• [What you need to do]
All of the data should be repeated exactly; pictures are not part of the copy.

• [The data]

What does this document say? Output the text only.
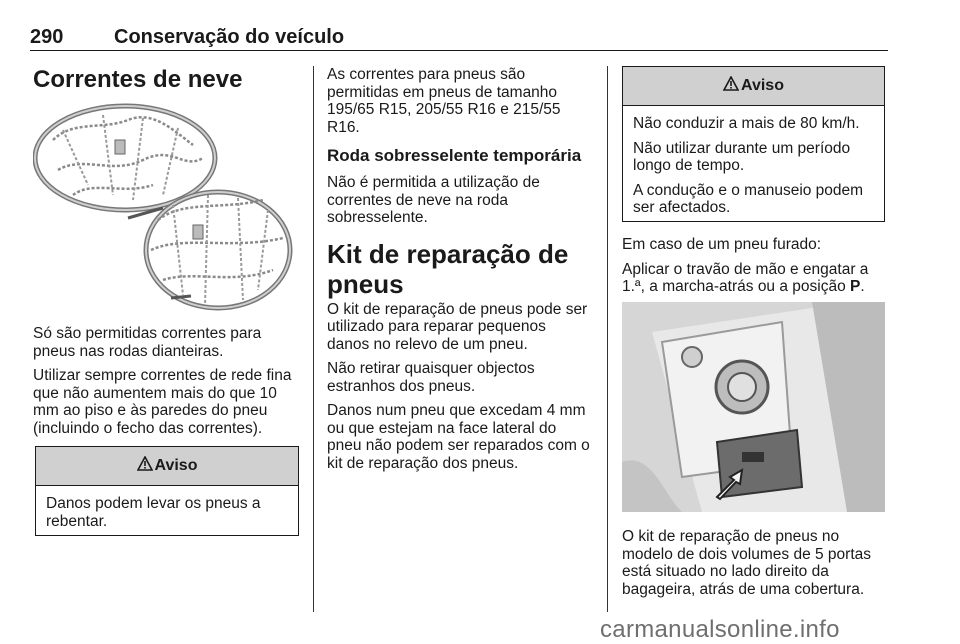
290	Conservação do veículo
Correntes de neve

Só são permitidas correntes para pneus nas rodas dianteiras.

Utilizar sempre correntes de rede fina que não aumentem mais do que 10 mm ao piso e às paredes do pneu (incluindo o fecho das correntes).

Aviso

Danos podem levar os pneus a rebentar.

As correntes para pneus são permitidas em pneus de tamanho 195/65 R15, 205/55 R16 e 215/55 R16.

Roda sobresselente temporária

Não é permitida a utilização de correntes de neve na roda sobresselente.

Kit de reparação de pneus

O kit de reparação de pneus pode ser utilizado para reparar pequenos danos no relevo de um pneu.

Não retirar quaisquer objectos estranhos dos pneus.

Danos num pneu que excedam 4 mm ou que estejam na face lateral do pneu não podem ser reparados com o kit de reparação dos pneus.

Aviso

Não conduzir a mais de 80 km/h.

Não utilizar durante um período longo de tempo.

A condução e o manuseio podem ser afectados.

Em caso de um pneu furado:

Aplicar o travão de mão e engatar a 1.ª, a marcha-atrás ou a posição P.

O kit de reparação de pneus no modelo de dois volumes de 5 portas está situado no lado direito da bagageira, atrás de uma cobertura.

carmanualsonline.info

• [Complete response]
What does this document say? Output the text only.
290	Conservação do veículo
Correntes de neve

Só são permitidas correntes para pneus nas rodas dianteiras.

Utilizar sempre correntes de rede fina que não aumentem mais do que 10 mm ao piso e às paredes do pneu (incluindo o fecho das correntes).

Aviso

Danos podem levar os pneus a rebentar.

As correntes para pneus são permitidas em pneus de tamanho 195/65 R15, 205/55 R16 e 215/55 R16.

Roda sobresselente temporária

Não é permitida a utilização de correntes de neve na roda sobresselente.

Kit de reparação de pneus

O kit de reparação de pneus pode ser utilizado para reparar pequenos danos no relevo de um pneu.

Não retirar quaisquer objectos estranhos dos pneus.

Danos num pneu que excedam 4 mm ou que estejam na face lateral do pneu não podem ser reparados com o kit de reparação dos pneus.

Aviso

Não conduzir a mais de 80 km/h.

Não utilizar durante um período longo de tempo.

A condução e o manuseio podem ser afectados.

Em caso de um pneu furado:

Aplicar o travão de mão e engatar a 1.ª, a marcha-atrás ou a posição P.

O kit de reparação de pneus no modelo de dois volumes de 5 portas está situado no lado direito da bagageira, atrás de uma cobertura.

carmanualsonline.info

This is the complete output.